Which lines below hold the word "топлива"? Report each one.

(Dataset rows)

____

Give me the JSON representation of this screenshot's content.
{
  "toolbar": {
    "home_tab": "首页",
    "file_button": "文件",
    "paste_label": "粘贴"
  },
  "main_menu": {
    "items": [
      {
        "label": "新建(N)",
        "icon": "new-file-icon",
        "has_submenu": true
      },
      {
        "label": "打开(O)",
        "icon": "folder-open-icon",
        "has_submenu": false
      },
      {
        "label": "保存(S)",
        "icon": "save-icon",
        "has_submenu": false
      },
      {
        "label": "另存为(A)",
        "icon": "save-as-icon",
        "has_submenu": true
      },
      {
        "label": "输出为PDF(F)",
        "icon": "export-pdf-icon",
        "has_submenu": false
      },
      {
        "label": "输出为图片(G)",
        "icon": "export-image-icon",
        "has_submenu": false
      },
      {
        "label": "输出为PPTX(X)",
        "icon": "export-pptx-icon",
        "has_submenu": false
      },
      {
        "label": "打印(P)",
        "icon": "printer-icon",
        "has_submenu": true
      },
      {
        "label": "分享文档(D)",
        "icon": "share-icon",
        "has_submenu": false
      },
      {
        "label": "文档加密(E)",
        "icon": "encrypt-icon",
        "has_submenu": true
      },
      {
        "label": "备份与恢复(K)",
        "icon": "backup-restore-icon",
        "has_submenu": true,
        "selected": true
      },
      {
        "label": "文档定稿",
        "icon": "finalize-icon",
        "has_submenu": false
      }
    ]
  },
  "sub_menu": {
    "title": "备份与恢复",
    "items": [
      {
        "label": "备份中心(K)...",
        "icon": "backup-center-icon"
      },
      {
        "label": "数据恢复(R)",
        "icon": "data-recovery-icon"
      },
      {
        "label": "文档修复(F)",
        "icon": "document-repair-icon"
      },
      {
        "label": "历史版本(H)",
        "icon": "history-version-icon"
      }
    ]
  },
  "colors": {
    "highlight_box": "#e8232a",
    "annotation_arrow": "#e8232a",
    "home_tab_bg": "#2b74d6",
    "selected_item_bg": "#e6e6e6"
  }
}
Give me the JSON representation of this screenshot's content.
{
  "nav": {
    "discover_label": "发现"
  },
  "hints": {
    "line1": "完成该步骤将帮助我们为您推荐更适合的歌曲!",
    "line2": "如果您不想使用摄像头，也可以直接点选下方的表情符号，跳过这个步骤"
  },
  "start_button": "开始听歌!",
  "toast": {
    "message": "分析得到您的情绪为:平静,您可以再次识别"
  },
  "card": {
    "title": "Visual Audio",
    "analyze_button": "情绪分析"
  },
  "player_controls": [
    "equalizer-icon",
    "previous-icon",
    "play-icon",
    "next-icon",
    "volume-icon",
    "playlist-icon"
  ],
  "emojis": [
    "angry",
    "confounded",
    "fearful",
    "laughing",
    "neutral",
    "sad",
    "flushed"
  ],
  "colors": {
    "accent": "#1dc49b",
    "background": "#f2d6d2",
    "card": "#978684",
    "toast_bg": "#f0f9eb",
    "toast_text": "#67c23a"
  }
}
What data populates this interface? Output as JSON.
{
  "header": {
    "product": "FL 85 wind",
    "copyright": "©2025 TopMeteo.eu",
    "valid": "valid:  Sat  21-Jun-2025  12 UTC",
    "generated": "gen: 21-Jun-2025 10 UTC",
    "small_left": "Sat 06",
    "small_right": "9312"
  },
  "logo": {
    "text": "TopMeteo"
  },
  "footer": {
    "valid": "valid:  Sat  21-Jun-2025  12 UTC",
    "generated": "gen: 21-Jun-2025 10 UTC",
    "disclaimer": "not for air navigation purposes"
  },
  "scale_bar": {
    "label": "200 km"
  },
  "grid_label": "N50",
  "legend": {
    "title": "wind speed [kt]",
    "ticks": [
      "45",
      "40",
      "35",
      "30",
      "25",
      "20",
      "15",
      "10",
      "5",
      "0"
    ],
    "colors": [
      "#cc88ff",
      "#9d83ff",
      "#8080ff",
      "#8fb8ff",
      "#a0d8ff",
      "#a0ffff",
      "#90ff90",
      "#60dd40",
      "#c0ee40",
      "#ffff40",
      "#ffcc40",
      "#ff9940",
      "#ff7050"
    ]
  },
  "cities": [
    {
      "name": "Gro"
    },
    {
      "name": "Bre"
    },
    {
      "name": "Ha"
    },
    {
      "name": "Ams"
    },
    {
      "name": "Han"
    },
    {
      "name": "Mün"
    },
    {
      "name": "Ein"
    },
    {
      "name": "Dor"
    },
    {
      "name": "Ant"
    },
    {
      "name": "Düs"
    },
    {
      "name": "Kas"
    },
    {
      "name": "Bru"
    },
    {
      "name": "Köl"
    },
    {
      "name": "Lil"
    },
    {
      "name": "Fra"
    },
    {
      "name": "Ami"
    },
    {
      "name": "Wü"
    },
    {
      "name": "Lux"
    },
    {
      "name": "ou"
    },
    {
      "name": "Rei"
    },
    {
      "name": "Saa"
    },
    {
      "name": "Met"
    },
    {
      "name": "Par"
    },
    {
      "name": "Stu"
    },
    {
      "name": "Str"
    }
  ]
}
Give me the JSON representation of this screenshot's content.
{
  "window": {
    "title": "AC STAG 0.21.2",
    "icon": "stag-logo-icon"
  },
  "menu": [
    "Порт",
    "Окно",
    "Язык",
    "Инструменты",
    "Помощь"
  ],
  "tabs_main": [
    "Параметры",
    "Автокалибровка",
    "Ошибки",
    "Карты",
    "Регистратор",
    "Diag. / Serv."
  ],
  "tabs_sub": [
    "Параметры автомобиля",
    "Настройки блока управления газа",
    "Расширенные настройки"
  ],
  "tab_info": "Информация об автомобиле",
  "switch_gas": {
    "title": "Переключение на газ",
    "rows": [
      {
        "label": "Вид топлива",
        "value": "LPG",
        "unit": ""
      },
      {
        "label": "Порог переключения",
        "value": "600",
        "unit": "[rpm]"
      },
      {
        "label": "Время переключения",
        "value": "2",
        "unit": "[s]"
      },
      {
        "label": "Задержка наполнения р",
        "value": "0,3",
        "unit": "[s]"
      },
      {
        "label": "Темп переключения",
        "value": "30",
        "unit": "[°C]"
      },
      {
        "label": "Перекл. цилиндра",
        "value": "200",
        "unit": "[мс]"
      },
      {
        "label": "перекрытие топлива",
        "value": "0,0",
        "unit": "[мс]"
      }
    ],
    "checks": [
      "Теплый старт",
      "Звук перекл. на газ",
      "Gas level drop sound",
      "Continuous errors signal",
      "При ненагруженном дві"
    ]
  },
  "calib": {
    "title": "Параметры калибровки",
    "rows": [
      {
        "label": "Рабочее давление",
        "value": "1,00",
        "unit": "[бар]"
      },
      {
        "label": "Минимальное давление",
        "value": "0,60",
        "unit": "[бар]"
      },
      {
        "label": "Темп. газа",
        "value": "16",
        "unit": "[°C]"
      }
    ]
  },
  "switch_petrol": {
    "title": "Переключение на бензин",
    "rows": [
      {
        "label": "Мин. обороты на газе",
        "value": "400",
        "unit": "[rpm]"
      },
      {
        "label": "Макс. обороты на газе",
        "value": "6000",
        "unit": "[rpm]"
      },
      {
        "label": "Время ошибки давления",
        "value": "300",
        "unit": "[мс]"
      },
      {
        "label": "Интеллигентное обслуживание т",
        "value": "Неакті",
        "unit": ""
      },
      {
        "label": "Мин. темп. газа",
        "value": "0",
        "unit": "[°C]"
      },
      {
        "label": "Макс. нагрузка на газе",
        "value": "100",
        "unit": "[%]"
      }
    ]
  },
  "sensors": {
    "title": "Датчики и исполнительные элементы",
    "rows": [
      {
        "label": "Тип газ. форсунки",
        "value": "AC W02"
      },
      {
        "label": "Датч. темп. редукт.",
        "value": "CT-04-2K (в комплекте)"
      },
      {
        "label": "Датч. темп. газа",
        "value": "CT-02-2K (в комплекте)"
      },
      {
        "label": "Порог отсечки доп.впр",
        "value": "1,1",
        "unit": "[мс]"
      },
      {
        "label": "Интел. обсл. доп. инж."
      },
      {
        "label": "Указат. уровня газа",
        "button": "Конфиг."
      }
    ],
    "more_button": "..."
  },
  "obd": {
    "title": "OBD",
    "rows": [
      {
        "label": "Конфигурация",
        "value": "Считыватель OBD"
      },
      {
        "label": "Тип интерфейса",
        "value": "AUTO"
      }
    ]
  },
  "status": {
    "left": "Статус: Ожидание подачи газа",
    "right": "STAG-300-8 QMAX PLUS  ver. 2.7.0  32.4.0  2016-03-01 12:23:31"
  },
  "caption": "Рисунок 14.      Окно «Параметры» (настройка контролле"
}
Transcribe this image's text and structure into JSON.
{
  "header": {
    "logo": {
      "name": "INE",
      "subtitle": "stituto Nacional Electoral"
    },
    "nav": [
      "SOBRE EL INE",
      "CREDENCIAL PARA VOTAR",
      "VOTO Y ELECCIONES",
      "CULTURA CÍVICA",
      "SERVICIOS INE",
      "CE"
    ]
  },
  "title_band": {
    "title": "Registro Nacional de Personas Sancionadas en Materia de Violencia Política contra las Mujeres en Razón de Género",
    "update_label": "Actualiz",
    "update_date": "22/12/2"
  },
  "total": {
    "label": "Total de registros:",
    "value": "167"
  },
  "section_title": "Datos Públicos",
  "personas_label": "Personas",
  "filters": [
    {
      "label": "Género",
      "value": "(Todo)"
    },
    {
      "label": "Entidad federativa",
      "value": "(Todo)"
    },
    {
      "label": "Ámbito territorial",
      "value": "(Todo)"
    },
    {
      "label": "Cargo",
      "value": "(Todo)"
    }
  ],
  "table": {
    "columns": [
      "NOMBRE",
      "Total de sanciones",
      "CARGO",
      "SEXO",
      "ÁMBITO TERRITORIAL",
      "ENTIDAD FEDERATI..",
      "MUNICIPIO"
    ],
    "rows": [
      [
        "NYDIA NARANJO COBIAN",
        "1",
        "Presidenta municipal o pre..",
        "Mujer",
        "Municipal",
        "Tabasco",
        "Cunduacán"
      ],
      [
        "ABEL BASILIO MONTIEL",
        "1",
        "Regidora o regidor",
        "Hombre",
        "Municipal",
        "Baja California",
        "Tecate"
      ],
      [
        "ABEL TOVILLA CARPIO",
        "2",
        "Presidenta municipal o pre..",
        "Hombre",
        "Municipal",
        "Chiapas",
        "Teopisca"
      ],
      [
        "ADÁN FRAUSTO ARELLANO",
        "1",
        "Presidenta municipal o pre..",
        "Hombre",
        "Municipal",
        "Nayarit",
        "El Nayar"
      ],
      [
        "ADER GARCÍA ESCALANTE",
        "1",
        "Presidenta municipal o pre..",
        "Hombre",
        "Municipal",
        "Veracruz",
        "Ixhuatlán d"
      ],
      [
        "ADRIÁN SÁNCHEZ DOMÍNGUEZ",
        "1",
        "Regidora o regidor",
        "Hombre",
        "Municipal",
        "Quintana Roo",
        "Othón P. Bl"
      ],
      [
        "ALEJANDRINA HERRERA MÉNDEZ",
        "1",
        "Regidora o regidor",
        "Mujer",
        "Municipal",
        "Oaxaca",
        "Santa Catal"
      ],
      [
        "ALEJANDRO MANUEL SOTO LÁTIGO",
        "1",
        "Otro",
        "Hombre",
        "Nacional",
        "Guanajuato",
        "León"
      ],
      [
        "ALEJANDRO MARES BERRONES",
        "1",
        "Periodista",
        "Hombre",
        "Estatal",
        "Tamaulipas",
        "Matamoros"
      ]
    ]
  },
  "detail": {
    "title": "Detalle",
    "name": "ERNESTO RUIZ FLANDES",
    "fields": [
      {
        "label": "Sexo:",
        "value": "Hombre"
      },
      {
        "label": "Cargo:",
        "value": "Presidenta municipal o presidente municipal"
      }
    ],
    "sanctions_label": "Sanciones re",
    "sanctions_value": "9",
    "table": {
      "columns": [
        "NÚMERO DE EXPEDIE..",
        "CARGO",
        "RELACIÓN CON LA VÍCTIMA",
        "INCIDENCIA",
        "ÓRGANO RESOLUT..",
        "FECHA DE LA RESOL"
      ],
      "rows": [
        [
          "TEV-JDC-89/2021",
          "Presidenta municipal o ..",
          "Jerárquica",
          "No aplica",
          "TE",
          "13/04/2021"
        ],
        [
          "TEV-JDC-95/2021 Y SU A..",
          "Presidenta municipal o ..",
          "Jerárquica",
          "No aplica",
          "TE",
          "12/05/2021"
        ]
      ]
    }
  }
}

____

● **Response to this exercise**:
        "label": "Вид топлива",
        "label": "перекрытие топлива",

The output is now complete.